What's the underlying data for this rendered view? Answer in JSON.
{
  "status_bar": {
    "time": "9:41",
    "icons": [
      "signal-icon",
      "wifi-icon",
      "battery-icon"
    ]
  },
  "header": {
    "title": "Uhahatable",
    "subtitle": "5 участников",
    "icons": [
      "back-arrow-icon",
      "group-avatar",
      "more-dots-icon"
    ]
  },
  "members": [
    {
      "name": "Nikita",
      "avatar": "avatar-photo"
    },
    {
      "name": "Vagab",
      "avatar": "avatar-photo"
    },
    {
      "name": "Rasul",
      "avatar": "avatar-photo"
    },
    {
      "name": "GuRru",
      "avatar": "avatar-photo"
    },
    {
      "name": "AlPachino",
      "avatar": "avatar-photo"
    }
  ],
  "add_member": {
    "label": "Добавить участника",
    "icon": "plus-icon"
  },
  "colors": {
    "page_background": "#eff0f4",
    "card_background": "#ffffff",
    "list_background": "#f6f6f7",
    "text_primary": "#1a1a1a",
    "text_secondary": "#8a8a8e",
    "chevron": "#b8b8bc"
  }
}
....
> **GOAL**: Please reproduce every line of the material word for word.

> **WRITTEN SOLUTION**:
What's the underlying data for this rendered view? Answer in JSON.
{
  "status_bar": {
    "time": "9:41",
    "icons": [
      "signal-icon",
      "wifi-icon",
      "battery-icon"
    ]
  },
  "header": {
    "title": "Uhahatable",
    "subtitle": "5 участников",
    "icons": [
      "back-arrow-icon",
      "group-avatar",
      "more-dots-icon"
    ]
  },
  "members": [
    {
      "name": "Nikita",
      "avatar": "avatar-photo"
    },
    {
      "name": "Vagab",
      "avatar": "avatar-photo"
    },
    {
      "name": "Rasul",
      "avatar": "avatar-photo"
    },
    {
      "name": "GuRru",
      "avatar": "avatar-photo"
    },
    {
      "name": "AlPachino",
      "avatar": "avatar-photo"
    }
  ],
  "add_member": {
    "label": "Добавить участника",
    "icon": "plus-icon"
  },
  "colors": {
    "page_background": "#eff0f4",
    "card_background": "#ffffff",
    "list_background": "#f6f6f7",
    "text_primary": "#1a1a1a",
    "text_secondary": "#8a8a8e",
    "chevron": "#b8b8bc"
  }
}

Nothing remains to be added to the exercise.